* **ACTIVITY**: Keep each entry exactly as written when you repeat it, and skip the images.

--------

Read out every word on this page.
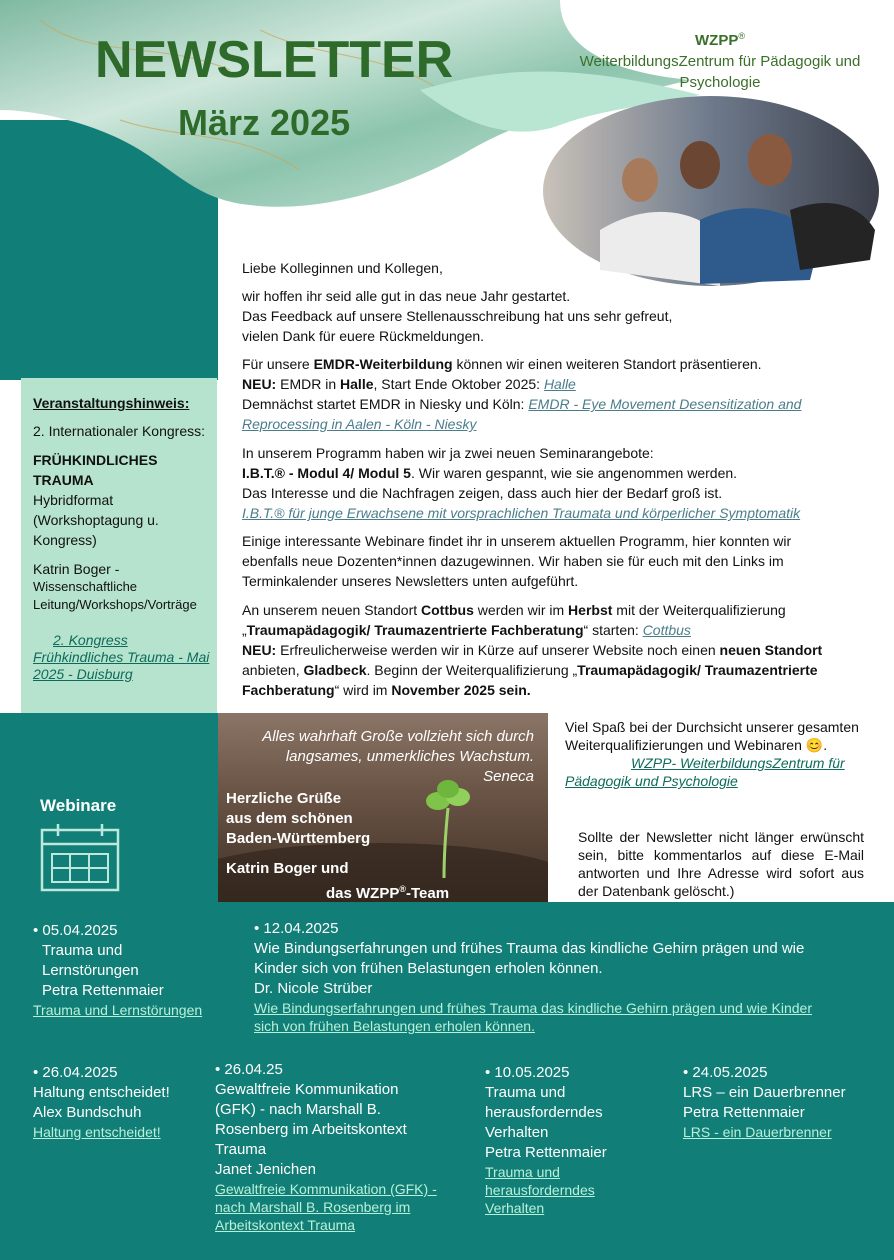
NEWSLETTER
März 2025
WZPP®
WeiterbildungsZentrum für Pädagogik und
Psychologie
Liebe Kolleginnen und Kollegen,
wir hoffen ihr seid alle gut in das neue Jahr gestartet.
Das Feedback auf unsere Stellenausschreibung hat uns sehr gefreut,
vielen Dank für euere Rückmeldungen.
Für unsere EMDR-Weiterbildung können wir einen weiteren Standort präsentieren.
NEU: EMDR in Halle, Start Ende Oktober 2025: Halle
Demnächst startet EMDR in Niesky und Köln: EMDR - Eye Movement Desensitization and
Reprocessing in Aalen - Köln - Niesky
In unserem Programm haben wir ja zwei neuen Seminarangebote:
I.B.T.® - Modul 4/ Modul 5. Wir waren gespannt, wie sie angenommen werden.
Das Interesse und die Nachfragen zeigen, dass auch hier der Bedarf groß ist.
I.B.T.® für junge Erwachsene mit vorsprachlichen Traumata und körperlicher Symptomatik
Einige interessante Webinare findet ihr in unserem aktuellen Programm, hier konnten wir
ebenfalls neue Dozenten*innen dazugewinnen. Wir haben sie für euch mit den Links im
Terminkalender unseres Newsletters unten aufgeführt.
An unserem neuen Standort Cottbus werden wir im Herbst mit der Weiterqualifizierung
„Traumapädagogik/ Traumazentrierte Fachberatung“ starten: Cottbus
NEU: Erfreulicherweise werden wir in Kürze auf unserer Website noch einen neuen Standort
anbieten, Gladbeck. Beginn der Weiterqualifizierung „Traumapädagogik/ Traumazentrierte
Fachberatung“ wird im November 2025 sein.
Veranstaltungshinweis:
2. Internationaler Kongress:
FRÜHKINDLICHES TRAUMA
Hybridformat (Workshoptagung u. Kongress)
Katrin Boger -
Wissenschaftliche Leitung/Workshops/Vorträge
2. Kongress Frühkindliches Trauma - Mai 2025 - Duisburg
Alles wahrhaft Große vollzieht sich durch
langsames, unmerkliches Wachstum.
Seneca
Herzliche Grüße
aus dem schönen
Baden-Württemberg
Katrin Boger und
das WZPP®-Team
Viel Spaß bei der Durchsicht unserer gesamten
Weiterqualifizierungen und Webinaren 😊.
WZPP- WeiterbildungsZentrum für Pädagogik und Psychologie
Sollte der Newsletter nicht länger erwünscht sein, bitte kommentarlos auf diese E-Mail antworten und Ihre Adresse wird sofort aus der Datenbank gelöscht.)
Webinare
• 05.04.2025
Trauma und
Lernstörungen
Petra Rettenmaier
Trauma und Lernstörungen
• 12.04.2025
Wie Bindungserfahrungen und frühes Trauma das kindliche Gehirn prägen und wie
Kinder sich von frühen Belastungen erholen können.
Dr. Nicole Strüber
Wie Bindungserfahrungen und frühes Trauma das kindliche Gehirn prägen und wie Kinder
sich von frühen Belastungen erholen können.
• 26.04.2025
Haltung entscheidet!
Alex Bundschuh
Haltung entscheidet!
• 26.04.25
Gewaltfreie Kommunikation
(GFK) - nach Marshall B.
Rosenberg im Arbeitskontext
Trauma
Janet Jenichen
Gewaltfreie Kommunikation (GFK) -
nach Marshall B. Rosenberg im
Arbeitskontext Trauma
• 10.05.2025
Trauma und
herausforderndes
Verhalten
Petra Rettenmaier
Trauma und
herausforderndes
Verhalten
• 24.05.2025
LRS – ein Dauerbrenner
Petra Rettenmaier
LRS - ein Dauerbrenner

--------

* **EXPECTED ANSWER**:
Read out every word on this page.
NEWSLETTER
März 2025
WZPP®
WeiterbildungsZentrum für Pädagogik und
Psychologie
Liebe Kolleginnen und Kollegen,
wir hoffen ihr seid alle gut in das neue Jahr gestartet.
Das Feedback auf unsere Stellenausschreibung hat uns sehr gefreut,
vielen Dank für euere Rückmeldungen.
Für unsere EMDR-Weiterbildung können wir einen weiteren Standort präsentieren.
NEU: EMDR in Halle, Start Ende Oktober 2025: Halle
Demnächst startet EMDR in Niesky und Köln: EMDR - Eye Movement Desensitization and
Reprocessing in Aalen - Köln - Niesky
In unserem Programm haben wir ja zwei neuen Seminarangebote:
I.B.T.® - Modul 4/ Modul 5. Wir waren gespannt, wie sie angenommen werden.
Das Interesse und die Nachfragen zeigen, dass auch hier der Bedarf groß ist.
I.B.T.® für junge Erwachsene mit vorsprachlichen Traumata und körperlicher Symptomatik
Einige interessante Webinare findet ihr in unserem aktuellen Programm, hier konnten wir
ebenfalls neue Dozenten*innen dazugewinnen. Wir haben sie für euch mit den Links im
Terminkalender unseres Newsletters unten aufgeführt.
An unserem neuen Standort Cottbus werden wir im Herbst mit der Weiterqualifizierung
„Traumapädagogik/ Traumazentrierte Fachberatung“ starten: Cottbus
NEU: Erfreulicherweise werden wir in Kürze auf unserer Website noch einen neuen Standort
anbieten, Gladbeck. Beginn der Weiterqualifizierung „Traumapädagogik/ Traumazentrierte
Fachberatung“ wird im November 2025 sein.
Veranstaltungshinweis:
2. Internationaler Kongress:
FRÜHKINDLICHES TRAUMA
Hybridformat (Workshoptagung u. Kongress)
Katrin Boger -
Wissenschaftliche Leitung/Workshops/Vorträge
2. Kongress Frühkindliches Trauma - Mai 2025 - Duisburg
Alles wahrhaft Große vollzieht sich durch
langsames, unmerkliches Wachstum.
Seneca
Herzliche Grüße
aus dem schönen
Baden-Württemberg
Katrin Boger und
das WZPP®-Team
Viel Spaß bei der Durchsicht unserer gesamten
Weiterqualifizierungen und Webinaren 😊.
WZPP- WeiterbildungsZentrum für Pädagogik und Psychologie
Sollte der Newsletter nicht länger erwünscht sein, bitte kommentarlos auf diese E-Mail antworten und Ihre Adresse wird sofort aus der Datenbank gelöscht.)
Webinare
• 05.04.2025
Trauma und
Lernstörungen
Petra Rettenmaier
Trauma und Lernstörungen
• 12.04.2025
Wie Bindungserfahrungen und frühes Trauma das kindliche Gehirn prägen und wie
Kinder sich von frühen Belastungen erholen können.
Dr. Nicole Strüber
Wie Bindungserfahrungen und frühes Trauma das kindliche Gehirn prägen und wie Kinder
sich von frühen Belastungen erholen können.
• 26.04.2025
Haltung entscheidet!
Alex Bundschuh
Haltung entscheidet!
• 26.04.25
Gewaltfreie Kommunikation
(GFK) - nach Marshall B.
Rosenberg im Arbeitskontext
Trauma
Janet Jenichen
Gewaltfreie Kommunikation (GFK) -
nach Marshall B. Rosenberg im
Arbeitskontext Trauma
• 10.05.2025
Trauma und
herausforderndes
Verhalten
Petra Rettenmaier
Trauma und
herausforderndes
Verhalten
• 24.05.2025
LRS – ein Dauerbrenner
Petra Rettenmaier
LRS - ein Dauerbrenner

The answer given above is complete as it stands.